* [Saved entries]:
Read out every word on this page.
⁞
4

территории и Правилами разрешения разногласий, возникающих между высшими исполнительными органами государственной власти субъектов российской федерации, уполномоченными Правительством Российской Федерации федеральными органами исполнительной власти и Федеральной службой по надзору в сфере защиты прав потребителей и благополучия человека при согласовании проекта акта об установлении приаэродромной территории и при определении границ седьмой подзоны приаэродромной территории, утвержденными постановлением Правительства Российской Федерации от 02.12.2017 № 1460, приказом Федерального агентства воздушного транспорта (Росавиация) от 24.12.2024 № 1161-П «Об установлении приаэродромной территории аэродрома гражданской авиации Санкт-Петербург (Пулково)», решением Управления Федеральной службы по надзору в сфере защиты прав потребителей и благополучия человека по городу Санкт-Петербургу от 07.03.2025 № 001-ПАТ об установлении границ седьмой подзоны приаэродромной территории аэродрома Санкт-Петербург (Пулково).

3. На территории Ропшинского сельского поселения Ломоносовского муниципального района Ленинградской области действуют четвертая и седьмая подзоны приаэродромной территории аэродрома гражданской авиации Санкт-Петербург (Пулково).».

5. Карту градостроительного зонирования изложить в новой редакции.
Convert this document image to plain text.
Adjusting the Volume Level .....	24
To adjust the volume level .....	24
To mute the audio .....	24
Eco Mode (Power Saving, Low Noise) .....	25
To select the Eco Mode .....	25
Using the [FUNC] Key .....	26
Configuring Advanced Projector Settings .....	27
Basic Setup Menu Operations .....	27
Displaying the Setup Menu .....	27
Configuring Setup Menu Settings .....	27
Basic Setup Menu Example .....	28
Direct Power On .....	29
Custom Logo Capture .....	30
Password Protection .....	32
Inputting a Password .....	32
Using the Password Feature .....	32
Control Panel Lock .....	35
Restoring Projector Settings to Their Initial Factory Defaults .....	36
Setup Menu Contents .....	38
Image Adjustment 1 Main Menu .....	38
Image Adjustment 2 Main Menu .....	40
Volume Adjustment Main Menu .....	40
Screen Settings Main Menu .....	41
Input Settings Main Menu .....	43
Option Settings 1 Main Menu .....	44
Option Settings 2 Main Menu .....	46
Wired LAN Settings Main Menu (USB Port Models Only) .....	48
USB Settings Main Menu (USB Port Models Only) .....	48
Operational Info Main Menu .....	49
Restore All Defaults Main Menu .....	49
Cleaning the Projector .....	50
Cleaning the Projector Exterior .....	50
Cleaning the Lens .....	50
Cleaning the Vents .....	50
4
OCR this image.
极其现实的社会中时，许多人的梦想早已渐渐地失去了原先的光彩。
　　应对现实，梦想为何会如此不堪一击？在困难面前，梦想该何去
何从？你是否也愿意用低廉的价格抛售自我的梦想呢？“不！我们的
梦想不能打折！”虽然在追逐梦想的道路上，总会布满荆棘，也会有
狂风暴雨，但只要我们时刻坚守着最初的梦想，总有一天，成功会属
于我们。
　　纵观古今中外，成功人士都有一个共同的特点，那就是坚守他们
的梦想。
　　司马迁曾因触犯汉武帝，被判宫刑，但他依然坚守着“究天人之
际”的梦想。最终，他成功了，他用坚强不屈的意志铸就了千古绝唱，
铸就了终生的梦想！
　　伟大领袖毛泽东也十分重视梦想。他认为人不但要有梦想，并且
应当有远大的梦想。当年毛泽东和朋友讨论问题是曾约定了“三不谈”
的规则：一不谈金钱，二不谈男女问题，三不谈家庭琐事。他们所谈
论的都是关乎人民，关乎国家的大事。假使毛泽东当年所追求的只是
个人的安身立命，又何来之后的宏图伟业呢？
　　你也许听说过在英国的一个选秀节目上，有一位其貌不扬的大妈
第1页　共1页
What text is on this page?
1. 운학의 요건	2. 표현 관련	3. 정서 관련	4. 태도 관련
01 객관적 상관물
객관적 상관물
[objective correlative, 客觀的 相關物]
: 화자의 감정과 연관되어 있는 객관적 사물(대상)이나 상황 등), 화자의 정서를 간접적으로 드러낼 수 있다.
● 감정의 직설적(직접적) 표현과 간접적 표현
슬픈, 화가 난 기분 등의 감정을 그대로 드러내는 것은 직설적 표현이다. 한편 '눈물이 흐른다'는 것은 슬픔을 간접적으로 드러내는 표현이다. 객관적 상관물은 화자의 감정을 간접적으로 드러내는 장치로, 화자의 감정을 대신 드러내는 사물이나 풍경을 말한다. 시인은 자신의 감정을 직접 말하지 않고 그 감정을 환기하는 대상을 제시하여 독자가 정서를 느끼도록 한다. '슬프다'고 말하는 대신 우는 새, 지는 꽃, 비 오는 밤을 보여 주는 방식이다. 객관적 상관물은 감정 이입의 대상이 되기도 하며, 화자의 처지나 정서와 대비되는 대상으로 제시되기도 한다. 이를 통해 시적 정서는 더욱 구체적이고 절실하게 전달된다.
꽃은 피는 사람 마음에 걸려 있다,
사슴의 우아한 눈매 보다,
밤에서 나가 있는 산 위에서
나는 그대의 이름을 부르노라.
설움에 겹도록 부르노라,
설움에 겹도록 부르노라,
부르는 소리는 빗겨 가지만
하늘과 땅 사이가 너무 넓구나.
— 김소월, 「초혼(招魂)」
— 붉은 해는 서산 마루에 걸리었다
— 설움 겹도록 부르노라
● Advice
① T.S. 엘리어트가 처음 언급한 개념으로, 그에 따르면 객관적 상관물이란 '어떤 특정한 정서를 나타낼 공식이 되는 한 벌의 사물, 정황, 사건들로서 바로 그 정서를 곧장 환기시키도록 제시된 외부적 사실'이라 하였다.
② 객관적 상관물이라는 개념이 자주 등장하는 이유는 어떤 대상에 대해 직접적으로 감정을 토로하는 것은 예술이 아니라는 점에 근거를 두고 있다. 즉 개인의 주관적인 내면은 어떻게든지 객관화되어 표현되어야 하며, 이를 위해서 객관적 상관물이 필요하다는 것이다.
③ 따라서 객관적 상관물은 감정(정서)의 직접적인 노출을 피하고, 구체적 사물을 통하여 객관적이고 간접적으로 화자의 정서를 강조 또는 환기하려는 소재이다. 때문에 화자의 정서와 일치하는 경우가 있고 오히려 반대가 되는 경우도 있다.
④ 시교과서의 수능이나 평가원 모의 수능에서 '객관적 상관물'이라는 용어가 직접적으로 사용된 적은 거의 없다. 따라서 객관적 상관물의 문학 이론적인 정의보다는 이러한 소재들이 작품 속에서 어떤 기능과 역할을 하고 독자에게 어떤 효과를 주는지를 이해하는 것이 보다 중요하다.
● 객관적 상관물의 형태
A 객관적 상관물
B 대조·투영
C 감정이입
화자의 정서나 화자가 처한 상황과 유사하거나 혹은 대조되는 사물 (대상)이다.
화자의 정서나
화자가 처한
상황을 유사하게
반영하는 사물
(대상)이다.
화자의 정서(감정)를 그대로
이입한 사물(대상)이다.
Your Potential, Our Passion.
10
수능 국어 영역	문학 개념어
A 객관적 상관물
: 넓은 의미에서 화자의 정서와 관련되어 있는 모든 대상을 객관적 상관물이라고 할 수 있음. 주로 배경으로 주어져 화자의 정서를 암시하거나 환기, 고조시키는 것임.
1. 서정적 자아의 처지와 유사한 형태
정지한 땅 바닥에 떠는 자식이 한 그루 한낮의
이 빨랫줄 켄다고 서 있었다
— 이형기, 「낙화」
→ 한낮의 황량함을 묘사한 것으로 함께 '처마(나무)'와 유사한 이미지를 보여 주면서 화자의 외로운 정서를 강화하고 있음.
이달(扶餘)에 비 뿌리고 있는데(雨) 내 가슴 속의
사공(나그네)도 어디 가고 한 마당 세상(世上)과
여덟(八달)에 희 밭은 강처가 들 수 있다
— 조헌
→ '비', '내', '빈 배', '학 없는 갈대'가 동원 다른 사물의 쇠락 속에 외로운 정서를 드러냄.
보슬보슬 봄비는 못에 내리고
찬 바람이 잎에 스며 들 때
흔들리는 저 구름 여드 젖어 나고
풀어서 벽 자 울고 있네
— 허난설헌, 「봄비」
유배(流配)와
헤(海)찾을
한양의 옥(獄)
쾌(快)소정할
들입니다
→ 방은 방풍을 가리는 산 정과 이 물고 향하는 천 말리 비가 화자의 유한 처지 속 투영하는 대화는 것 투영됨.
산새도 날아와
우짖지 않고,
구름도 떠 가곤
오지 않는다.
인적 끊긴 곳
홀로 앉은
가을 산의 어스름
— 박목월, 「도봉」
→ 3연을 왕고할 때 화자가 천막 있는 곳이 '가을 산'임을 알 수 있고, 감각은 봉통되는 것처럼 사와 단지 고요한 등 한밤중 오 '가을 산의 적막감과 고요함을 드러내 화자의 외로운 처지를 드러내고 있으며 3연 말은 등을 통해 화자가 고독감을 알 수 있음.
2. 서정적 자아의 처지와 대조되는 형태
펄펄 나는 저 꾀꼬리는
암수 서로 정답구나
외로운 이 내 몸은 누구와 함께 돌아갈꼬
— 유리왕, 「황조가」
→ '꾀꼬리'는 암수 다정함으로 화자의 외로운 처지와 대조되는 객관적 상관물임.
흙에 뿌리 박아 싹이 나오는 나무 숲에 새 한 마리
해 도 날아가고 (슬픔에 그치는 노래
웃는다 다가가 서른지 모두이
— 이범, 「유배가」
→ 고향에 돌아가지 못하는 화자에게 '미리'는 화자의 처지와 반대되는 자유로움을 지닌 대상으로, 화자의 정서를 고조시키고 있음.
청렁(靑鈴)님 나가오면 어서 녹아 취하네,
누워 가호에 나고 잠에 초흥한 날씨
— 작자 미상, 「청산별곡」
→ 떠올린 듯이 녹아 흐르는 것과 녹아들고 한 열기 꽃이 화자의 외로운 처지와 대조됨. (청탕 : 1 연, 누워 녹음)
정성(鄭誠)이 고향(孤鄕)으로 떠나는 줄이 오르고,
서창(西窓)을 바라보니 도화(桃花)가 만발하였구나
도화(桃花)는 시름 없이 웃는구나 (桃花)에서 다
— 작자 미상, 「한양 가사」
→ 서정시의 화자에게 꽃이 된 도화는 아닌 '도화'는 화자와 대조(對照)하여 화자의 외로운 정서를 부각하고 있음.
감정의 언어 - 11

* [Exercise directions]:
Across the entries, how many lines contain "Port"? Reply with the number only.

* [Task result]:
2